What the task asks:
Check each line of the listing, and copy it if it contains the word "مسلم".

Records:

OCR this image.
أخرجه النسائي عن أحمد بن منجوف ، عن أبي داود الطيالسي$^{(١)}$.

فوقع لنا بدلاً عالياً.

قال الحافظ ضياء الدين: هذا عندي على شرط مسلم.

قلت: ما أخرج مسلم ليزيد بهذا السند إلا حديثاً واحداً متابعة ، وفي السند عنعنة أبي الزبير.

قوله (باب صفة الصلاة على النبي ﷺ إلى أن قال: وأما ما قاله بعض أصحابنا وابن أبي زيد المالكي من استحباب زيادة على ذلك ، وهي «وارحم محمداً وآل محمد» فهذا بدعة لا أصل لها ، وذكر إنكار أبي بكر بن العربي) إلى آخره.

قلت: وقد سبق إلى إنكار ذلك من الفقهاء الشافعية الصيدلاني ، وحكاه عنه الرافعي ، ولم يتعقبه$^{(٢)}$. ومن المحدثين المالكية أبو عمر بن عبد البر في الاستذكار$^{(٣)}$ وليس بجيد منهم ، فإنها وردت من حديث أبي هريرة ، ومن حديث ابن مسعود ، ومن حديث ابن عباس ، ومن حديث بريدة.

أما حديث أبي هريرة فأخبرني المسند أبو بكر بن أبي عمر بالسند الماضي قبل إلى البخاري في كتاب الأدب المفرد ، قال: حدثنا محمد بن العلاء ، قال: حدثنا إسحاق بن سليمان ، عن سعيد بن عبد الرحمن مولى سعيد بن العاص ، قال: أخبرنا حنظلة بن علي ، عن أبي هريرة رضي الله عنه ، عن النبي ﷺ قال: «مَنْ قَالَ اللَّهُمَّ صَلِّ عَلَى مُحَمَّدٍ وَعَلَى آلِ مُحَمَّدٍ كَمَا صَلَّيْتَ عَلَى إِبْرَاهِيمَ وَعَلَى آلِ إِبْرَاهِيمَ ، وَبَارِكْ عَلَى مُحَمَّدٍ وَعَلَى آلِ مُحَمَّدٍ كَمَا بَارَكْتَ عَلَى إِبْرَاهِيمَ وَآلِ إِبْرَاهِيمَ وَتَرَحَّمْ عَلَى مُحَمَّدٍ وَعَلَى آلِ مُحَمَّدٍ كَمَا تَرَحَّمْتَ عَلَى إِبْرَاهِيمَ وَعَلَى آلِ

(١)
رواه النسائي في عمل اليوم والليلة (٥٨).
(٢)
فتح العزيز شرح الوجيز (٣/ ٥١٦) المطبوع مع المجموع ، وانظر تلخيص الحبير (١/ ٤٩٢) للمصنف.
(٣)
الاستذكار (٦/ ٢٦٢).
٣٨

Answer in full:
قال الحافظ ضياء الدين: هذا عندي على شرط مسلم.
قلت: ما أخرج مسلم ليزيد بهذا السند إلا حديثاً واحداً متابعة ، وفي السند عنعنة أبي الزبير.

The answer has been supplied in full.